▶ **Exercise aim**: Wherever the string "alto" occurs in a line of these records, report that line.
━━ Extracted data
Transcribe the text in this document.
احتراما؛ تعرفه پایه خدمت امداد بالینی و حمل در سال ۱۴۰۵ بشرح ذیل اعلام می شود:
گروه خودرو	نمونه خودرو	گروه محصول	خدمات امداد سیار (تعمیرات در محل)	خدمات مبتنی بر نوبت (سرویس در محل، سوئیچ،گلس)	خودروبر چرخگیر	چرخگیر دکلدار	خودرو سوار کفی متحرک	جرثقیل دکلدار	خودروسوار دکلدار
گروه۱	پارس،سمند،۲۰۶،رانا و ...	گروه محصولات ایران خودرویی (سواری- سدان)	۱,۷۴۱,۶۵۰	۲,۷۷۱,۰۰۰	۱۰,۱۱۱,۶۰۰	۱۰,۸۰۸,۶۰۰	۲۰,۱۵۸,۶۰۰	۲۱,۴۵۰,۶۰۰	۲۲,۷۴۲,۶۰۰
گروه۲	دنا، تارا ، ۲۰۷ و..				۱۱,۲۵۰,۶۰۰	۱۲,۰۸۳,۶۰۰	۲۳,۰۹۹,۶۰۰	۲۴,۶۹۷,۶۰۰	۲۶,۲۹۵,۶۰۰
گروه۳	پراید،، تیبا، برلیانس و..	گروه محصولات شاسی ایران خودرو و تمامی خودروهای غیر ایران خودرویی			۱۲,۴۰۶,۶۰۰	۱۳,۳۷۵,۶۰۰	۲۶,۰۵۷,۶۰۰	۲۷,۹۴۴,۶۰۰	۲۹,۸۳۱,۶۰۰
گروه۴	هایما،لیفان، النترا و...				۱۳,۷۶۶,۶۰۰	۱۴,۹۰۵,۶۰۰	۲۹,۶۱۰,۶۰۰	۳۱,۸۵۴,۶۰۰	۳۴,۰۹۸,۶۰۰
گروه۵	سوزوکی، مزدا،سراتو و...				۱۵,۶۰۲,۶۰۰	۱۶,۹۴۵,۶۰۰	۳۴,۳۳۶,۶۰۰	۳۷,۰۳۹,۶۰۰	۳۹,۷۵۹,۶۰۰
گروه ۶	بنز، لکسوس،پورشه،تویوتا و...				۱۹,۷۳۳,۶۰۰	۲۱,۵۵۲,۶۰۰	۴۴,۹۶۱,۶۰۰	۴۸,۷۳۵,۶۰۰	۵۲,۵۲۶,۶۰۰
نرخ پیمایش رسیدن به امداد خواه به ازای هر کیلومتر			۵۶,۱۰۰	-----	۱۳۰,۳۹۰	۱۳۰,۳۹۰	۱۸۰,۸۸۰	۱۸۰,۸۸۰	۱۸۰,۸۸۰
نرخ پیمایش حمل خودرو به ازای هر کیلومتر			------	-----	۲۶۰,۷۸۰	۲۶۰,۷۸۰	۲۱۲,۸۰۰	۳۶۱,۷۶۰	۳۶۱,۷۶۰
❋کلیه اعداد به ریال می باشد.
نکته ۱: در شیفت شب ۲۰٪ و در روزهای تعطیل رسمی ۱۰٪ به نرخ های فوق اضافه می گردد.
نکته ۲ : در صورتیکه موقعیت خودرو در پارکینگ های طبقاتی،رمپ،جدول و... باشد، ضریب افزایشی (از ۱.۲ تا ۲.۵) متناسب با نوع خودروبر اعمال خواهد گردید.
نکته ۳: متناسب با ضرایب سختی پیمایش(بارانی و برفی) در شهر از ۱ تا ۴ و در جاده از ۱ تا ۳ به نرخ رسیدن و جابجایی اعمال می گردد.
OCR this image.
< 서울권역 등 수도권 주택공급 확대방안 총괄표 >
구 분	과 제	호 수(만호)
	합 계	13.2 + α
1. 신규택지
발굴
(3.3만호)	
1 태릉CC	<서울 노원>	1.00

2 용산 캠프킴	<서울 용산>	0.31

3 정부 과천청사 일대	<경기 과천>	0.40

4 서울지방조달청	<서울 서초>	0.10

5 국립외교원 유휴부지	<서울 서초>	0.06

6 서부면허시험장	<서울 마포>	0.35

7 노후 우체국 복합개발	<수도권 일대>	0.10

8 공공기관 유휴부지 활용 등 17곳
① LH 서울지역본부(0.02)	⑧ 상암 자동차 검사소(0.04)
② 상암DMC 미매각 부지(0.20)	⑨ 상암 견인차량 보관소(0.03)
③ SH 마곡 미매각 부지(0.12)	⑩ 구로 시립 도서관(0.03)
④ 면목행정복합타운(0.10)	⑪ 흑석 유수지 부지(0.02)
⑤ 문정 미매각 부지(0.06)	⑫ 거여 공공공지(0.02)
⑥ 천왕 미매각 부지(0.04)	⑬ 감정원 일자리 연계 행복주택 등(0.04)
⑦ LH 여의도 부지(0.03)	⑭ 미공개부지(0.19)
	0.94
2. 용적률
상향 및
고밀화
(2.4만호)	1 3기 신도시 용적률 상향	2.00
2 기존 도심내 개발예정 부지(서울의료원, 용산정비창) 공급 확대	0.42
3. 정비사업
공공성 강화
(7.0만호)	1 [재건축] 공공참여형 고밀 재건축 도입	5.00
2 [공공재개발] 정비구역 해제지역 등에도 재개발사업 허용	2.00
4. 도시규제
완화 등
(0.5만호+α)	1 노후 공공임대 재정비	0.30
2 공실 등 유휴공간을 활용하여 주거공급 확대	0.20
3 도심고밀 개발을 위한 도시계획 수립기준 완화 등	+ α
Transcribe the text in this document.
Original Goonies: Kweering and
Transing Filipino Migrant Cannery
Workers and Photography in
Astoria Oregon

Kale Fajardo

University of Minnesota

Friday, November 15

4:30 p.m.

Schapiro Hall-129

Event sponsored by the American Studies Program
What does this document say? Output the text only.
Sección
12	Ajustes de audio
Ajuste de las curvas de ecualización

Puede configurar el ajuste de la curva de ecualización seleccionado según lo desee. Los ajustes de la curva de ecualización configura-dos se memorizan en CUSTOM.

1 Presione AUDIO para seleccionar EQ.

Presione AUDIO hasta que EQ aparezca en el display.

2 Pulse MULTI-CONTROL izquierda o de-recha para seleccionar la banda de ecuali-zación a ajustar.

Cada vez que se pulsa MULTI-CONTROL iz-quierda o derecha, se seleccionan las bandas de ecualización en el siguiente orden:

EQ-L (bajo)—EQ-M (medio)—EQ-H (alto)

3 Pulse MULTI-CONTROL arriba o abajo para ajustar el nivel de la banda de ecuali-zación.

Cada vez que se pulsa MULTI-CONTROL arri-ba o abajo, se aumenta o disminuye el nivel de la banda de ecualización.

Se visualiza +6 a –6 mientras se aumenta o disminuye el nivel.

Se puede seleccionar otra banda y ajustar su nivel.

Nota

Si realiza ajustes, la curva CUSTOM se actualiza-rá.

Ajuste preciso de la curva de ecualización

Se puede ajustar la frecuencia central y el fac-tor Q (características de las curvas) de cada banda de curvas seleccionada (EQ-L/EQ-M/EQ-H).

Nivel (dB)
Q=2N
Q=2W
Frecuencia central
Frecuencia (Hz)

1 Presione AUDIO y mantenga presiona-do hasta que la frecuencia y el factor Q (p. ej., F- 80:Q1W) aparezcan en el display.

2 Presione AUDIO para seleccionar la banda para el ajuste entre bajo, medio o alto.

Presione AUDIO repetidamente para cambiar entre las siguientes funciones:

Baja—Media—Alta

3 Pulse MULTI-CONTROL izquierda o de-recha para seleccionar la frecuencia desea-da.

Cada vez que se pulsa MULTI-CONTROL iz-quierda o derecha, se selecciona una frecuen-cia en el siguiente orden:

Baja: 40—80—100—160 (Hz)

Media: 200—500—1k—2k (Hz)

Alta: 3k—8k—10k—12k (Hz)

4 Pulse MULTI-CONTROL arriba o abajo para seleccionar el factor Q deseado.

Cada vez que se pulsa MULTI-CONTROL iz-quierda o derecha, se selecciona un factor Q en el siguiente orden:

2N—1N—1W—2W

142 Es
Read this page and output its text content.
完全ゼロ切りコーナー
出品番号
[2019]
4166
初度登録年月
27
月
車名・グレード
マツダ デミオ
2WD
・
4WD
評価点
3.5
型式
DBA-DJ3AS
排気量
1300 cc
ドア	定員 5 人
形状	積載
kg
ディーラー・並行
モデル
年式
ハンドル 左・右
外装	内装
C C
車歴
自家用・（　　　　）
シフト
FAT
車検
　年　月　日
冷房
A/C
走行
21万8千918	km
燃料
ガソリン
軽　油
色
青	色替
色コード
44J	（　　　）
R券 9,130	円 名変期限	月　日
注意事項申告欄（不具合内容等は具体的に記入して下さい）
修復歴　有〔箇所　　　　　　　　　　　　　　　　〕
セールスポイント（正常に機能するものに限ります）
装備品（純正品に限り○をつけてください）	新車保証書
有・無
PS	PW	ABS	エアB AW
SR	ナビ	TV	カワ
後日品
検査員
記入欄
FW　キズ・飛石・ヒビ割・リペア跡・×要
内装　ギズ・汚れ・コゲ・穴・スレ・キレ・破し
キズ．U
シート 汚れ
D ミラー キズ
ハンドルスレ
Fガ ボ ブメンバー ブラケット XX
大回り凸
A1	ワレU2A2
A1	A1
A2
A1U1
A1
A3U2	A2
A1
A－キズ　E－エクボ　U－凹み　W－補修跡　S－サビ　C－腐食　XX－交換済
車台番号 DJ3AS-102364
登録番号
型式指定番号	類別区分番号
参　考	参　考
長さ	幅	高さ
━━━━
▶ **Answer below**:
EQ-L (bajo)—EQ-M (medio)—EQ-H (alto)
2 Presione AUDIO para seleccionar la banda para el ajuste entre bajo, medio o alto.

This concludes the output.